■ Problem to solve
Transcribe all of the data exactly. Omit the pictures.

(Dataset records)
*-*-*

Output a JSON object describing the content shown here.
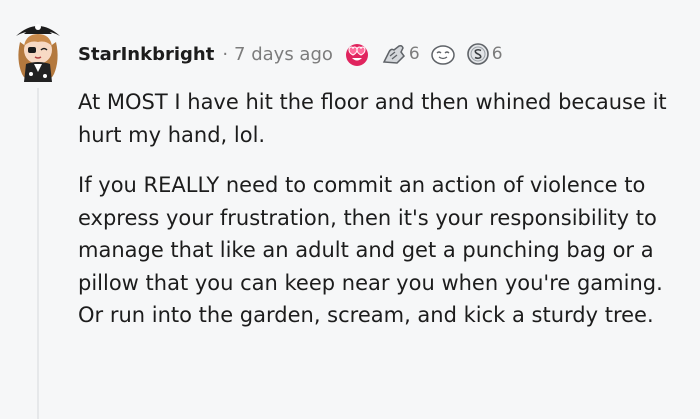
{
  "comment": {
    "author": "StarInkbright",
    "separator": "·",
    "timestamp": "7 days ago",
    "awards": [
      {
        "icon": "heart-eyes-award-icon",
        "count": ""
      },
      {
        "icon": "helpful-hands-award-icon",
        "count": "6"
      },
      {
        "icon": "wholesome-face-award-icon",
        "count": ""
      },
      {
        "icon": "silver-award-icon",
        "count": "6"
      }
    ],
    "paragraphs": [
      "At MOST I have hit the floor and then whined because it hurt my hand, lol.",
      "If you REALLY need to commit an action of violence to express your frustration, then it's your responsibility to manage that like an adult and get a punching bag or a pillow that you can keep near you when you're gaming. Or run into the garden, scream, and kick a sturdy tree."
    ]
  },
  "colors": {
    "background": "#f6f7f8",
    "text": "#1c1c1c",
    "meta": "#7c7c7c",
    "award_red": "#e0245e"
  }
}
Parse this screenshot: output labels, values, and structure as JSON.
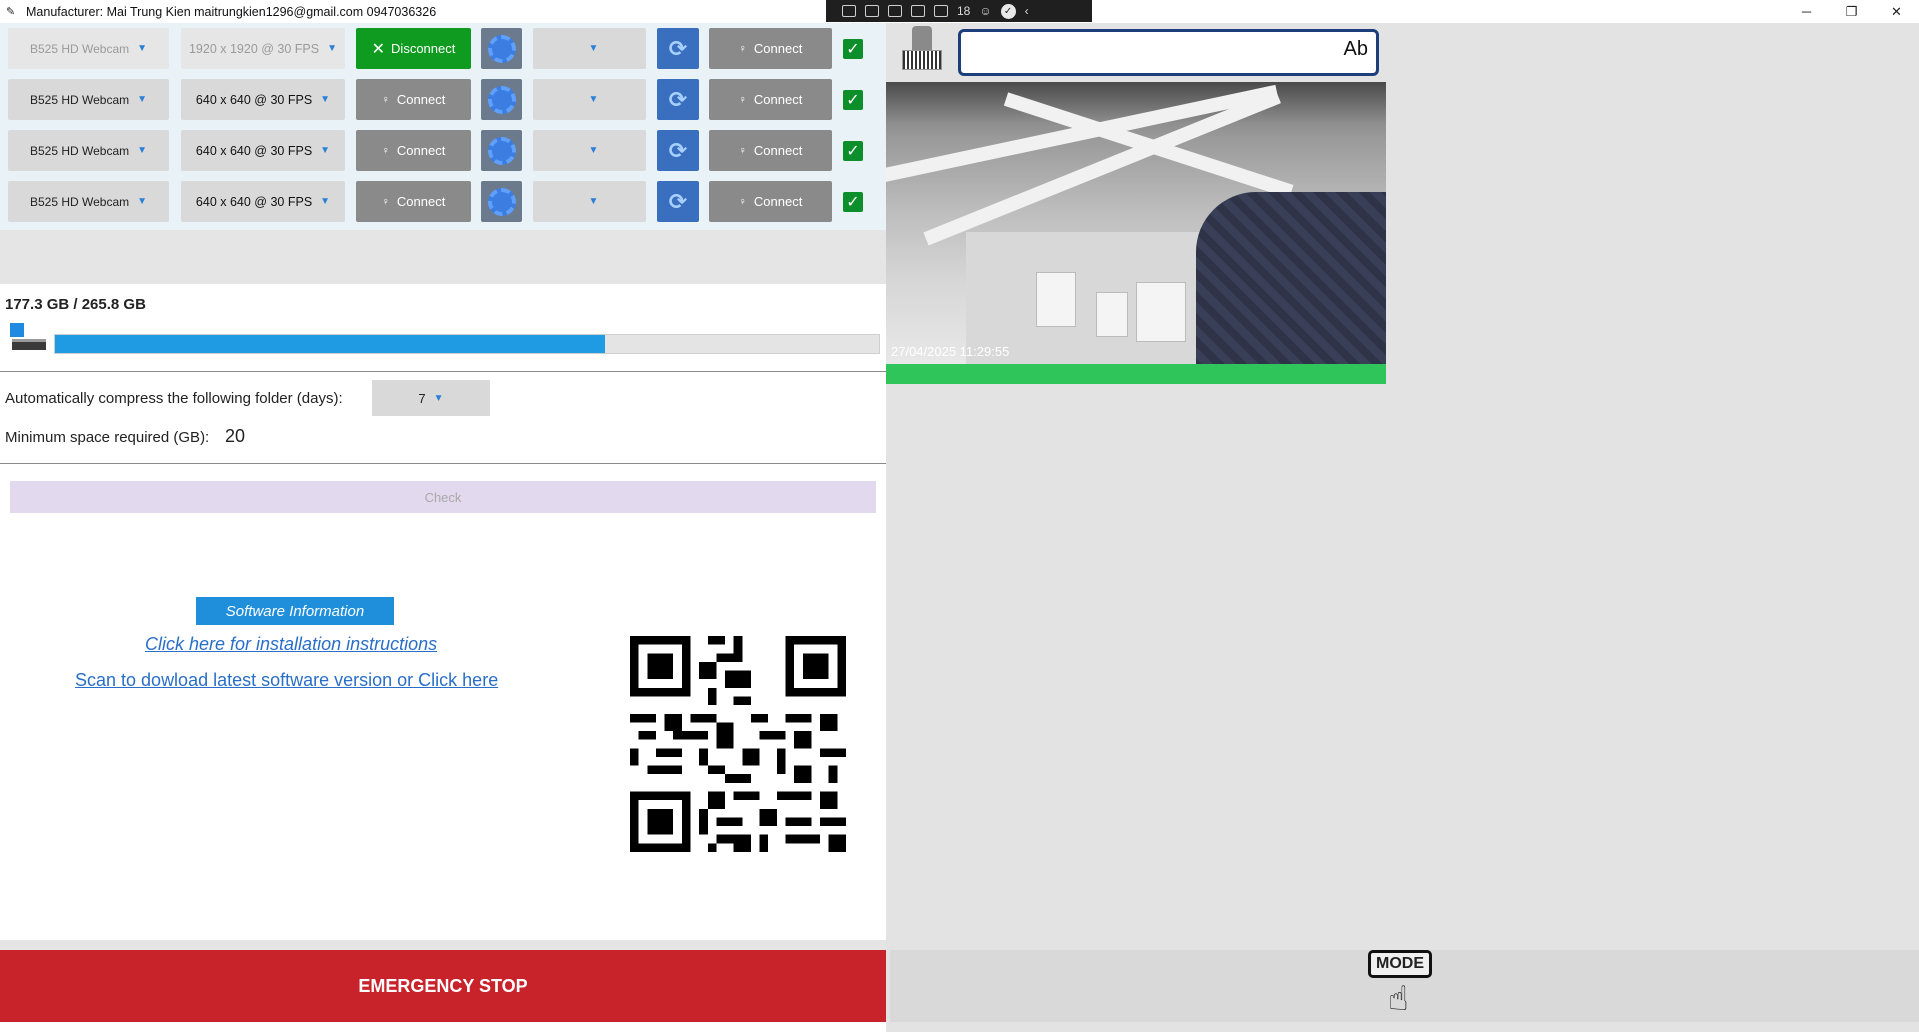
{
  "window": {
    "title": "Manufacturer: Mai Trung Kien maitrungkien1296@gmail.com 0947036326",
    "tray_count": "18",
    "controls": {
      "minimize": "─",
      "restore": "❐",
      "close": "✕"
    }
  },
  "cameras": [
    {
      "camera": "B525 HD Webcam",
      "resolution": "1920 x 1920 @ 30 FPS",
      "connect_label": "Disconnect",
      "connected": true,
      "second_connect": "Connect",
      "enabled": true
    },
    {
      "camera": "B525 HD Webcam",
      "resolution": "640 x 640 @ 30 FPS",
      "connect_label": "Connect",
      "connected": false,
      "second_connect": "Connect",
      "enabled": true
    },
    {
      "camera": "B525 HD Webcam",
      "resolution": "640 x 640 @ 30 FPS",
      "connect_label": "Connect",
      "connected": false,
      "second_connect": "Connect",
      "enabled": true
    },
    {
      "camera": "B525 HD Webcam",
      "resolution": "640 x 640 @ 30 FPS",
      "connect_label": "Connect",
      "connected": false,
      "second_connect": "Connect",
      "enabled": true
    }
  ],
  "storage": {
    "usage_text": "177.3 GB / 265.8 GB",
    "used_fraction": 0.667
  },
  "compress": {
    "label": "Automatically compress the following folder (days):",
    "days": "7"
  },
  "min_space": {
    "label": "Minimum space required (GB):",
    "value": "20"
  },
  "check_label": "Check",
  "info": {
    "button": "Software Information",
    "link_install": "Click here for installation instructions",
    "link_download": "Scan to dowload latest software version or Click here"
  },
  "emergency_label": "EMERGENCY STOP",
  "scanner": {
    "input_value": "",
    "ab_icon": "Ab"
  },
  "video": {
    "timestamp": "27/04/2025 11:29:55"
  },
  "mode_label": "MODE",
  "colors": {
    "connected_green": "#0f9b1f",
    "emergency_red": "#c8222a",
    "progress_blue": "#1f9be3",
    "status_green": "#2fc55a"
  }
}
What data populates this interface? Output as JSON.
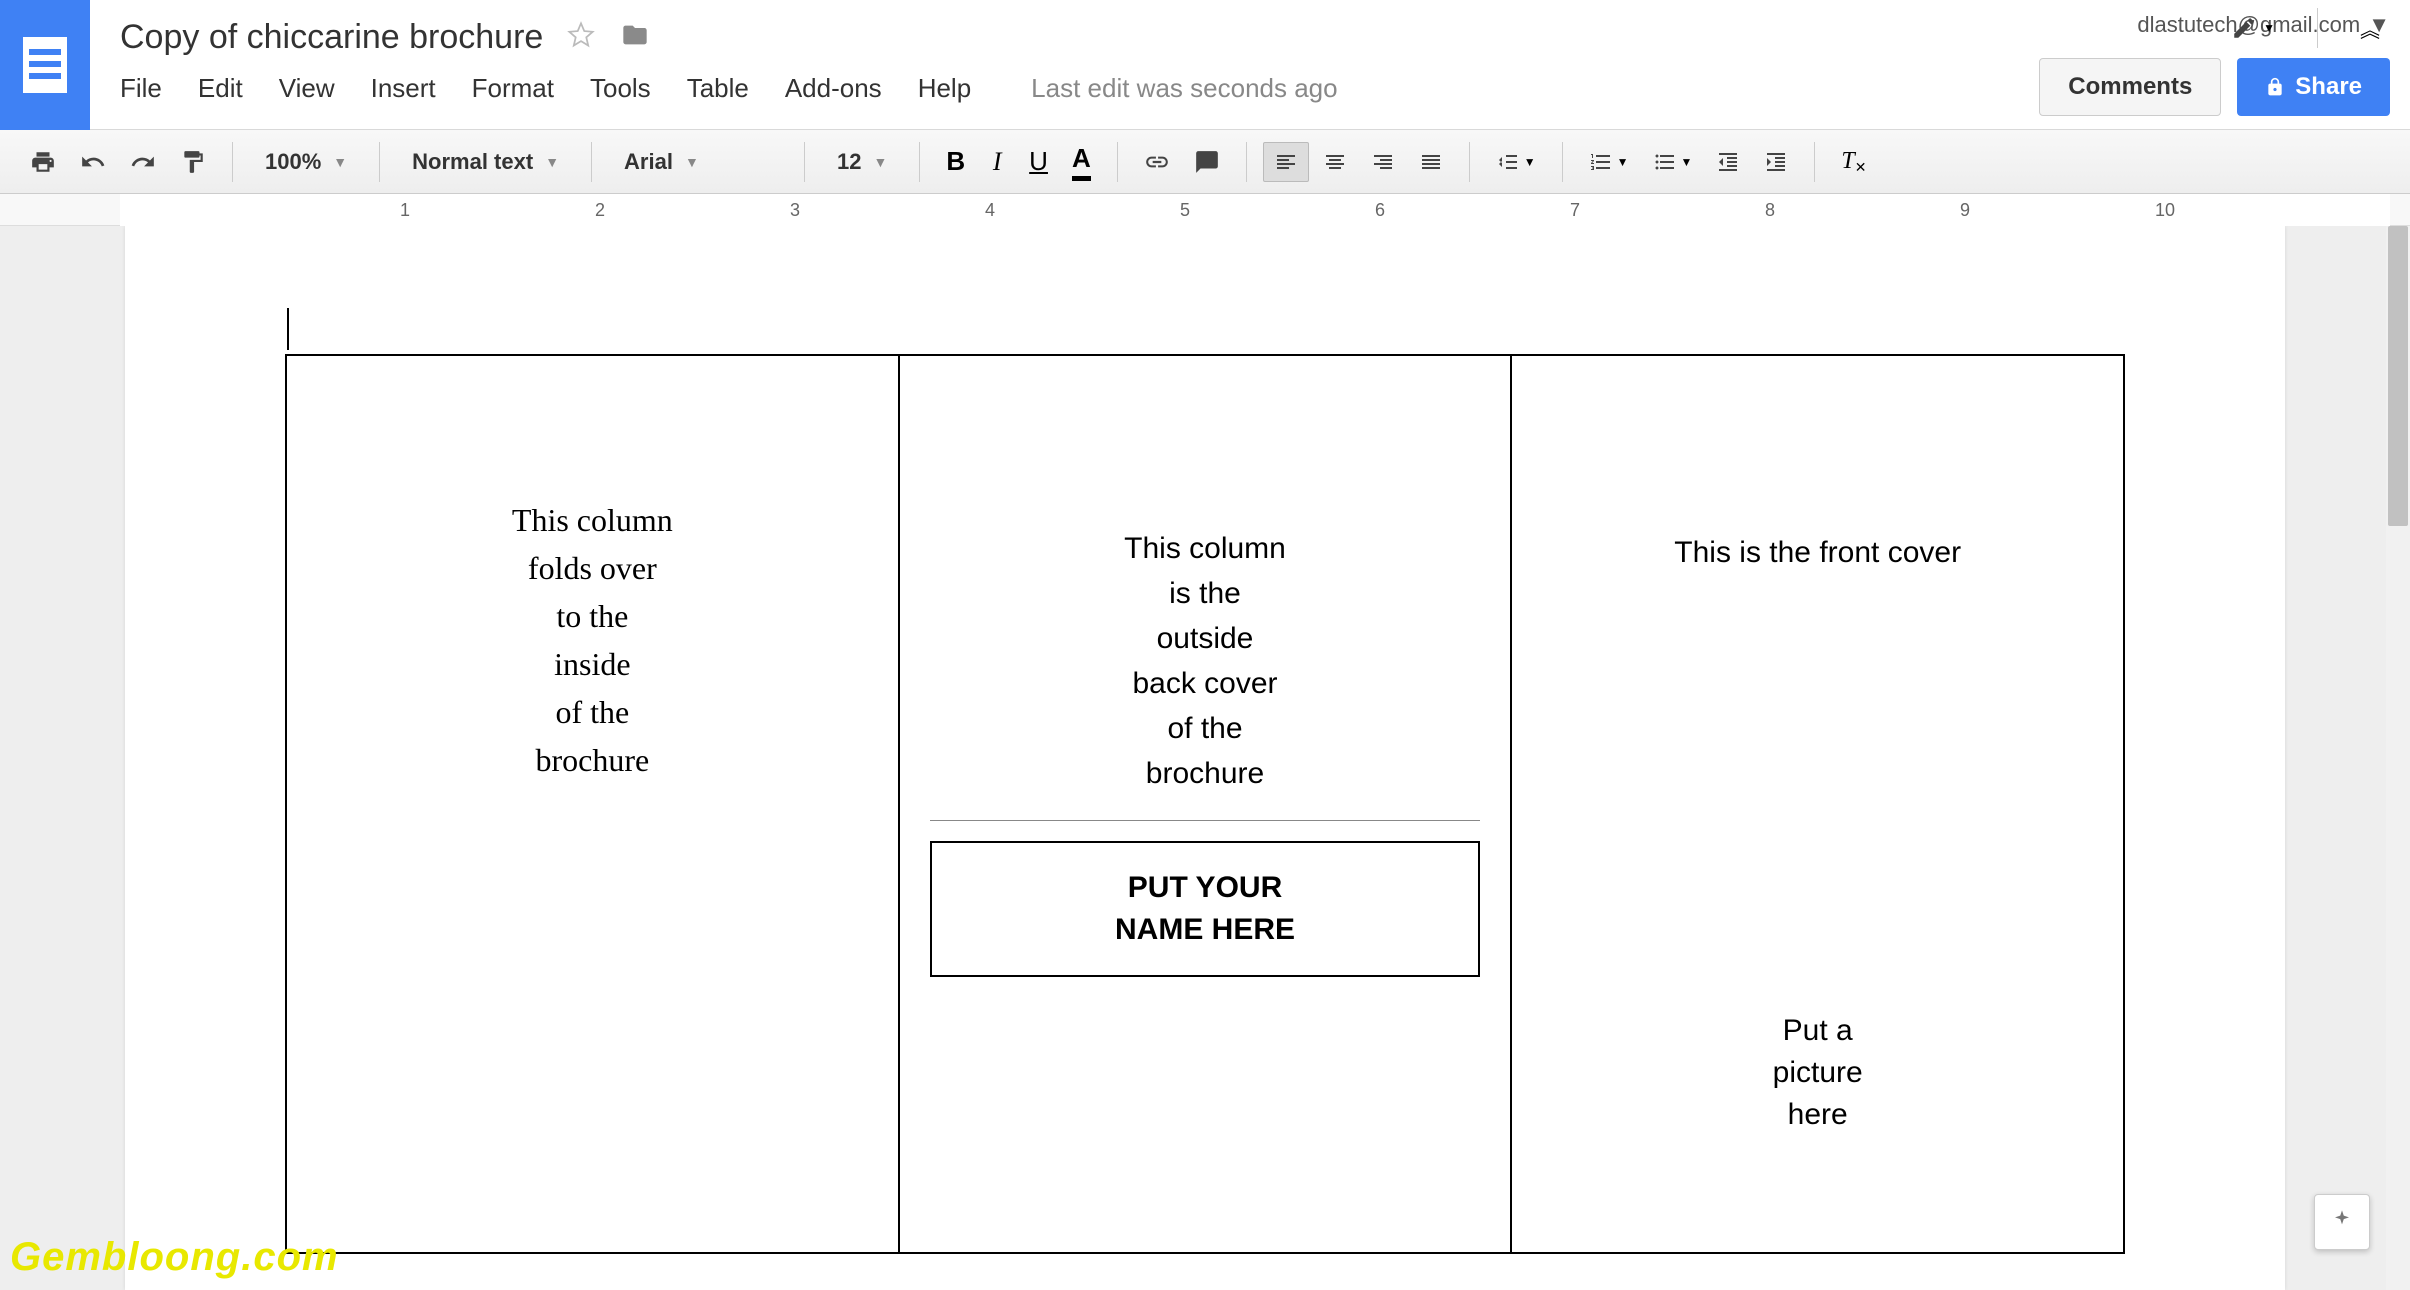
{
  "header": {
    "doc_title": "Copy of chiccarine brochure",
    "user_email": "dlastutech@gmail.com",
    "comments_label": "Comments",
    "share_label": "Share"
  },
  "menu": {
    "items": [
      "File",
      "Edit",
      "View",
      "Insert",
      "Format",
      "Tools",
      "Table",
      "Add-ons",
      "Help"
    ],
    "edit_status": "Last edit was seconds ago"
  },
  "toolbar": {
    "zoom": "100%",
    "style": "Normal text",
    "font": "Arial",
    "font_size": "12"
  },
  "ruler": {
    "ticks": [
      "1",
      "2",
      "3",
      "4",
      "5",
      "6",
      "7",
      "8",
      "9",
      "10"
    ]
  },
  "document": {
    "col1": "This column\nfolds over\nto the\ninside\nof the\nbrochure",
    "col2": "This column\nis the\noutside\nback cover\nof the\nbrochure",
    "col2_name_box": "PUT YOUR\nNAME HERE",
    "col3_title": "This is the front cover",
    "col3_pic": "Put a\npicture\nhere"
  },
  "watermark": "Gembloong.com"
}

*-*-*

■ Reply
Output a JSON object describing the content shown here.
{
  "comment": {
    "author": "StarInkbright",
    "separator": "·",
    "timestamp": "7 days ago",
    "awards": [
      {
        "icon": "heart-eyes-award-icon",
        "count": ""
      },
      {
        "icon": "helpful-hands-award-icon",
        "count": "6"
      },
      {
        "icon": "wholesome-face-award-icon",
        "count": ""
      },
      {
        "icon": "silver-award-icon",
        "count": "6"
      }
    ],
    "paragraphs": [
      "At MOST I have hit the floor and then whined because it hurt my hand, lol.",
      "If you REALLY need to commit an action of violence to express your frustration, then it's your responsibility to manage that like an adult and get a punching bag or a pillow that you can keep near you when you're gaming. Or run into the garden, scream, and kick a sturdy tree."
    ]
  },
  "colors": {
    "background": "#f6f7f8",
    "text": "#1c1c1c",
    "meta": "#7c7c7c",
    "award_red": "#e0245e"
  }
}
Parse this screenshot: output labels, values, and structure as JSON.
{
  "window": {
    "title": "Manufacturer: Mai Trung Kien maitrungkien1296@gmail.com 0947036326",
    "tray_count": "18",
    "controls": {
      "minimize": "─",
      "restore": "❐",
      "close": "✕"
    }
  },
  "cameras": [
    {
      "camera": "B525 HD Webcam",
      "resolution": "1920 x 1920 @ 30 FPS",
      "connect_label": "Disconnect",
      "connected": true,
      "second_connect": "Connect",
      "enabled": true
    },
    {
      "camera": "B525 HD Webcam",
      "resolution": "640 x 640 @ 30 FPS",
      "connect_label": "Connect",
      "connected": false,
      "second_connect": "Connect",
      "enabled": true
    },
    {
      "camera": "B525 HD Webcam",
      "resolution": "640 x 640 @ 30 FPS",
      "connect_label": "Connect",
      "connected": false,
      "second_connect": "Connect",
      "enabled": true
    },
    {
      "camera": "B525 HD Webcam",
      "resolution": "640 x 640 @ 30 FPS",
      "connect_label": "Connect",
      "connected": false,
      "second_connect": "Connect",
      "enabled": true
    }
  ],
  "storage": {
    "usage_text": "177.3 GB / 265.8 GB",
    "used_fraction": 0.667
  },
  "compress": {
    "label": "Automatically compress the following folder (days):",
    "days": "7"
  },
  "min_space": {
    "label": "Minimum space required (GB):",
    "value": "20"
  },
  "check_label": "Check",
  "info": {
    "button": "Software Information",
    "link_install": "Click here for installation instructions",
    "link_download": "Scan to dowload latest software version or Click here"
  },
  "emergency_label": "EMERGENCY STOP",
  "scanner": {
    "input_value": "",
    "ab_icon": "Ab"
  },
  "video": {
    "timestamp": "27/04/2025 11:29:55"
  },
  "mode_label": "MODE",
  "colors": {
    "connected_green": "#0f9b1f",
    "emergency_red": "#c8222a",
    "progress_blue": "#1f9be3",
    "status_green": "#2fc55a"
  }
}
What data populates this interface? Output as JSON.
{
  "header": {
    "doc_title": "Copy of chiccarine brochure",
    "user_email": "dlastutech@gmail.com",
    "comments_label": "Comments",
    "share_label": "Share"
  },
  "menu": {
    "items": [
      "File",
      "Edit",
      "View",
      "Insert",
      "Format",
      "Tools",
      "Table",
      "Add-ons",
      "Help"
    ],
    "edit_status": "Last edit was seconds ago"
  },
  "toolbar": {
    "zoom": "100%",
    "style": "Normal text",
    "font": "Arial",
    "font_size": "12"
  },
  "ruler": {
    "ticks": [
      "1",
      "2",
      "3",
      "4",
      "5",
      "6",
      "7",
      "8",
      "9",
      "10"
    ]
  },
  "document": {
    "col1": "This column\nfolds over\nto the\ninside\nof the\nbrochure",
    "col2": "This column\nis the\noutside\nback cover\nof the\nbrochure",
    "col2_name_box": "PUT YOUR\nNAME HERE",
    "col3_title": "This is the front cover",
    "col3_pic": "Put a\npicture\nhere"
  },
  "watermark": "Gembloong.com"
}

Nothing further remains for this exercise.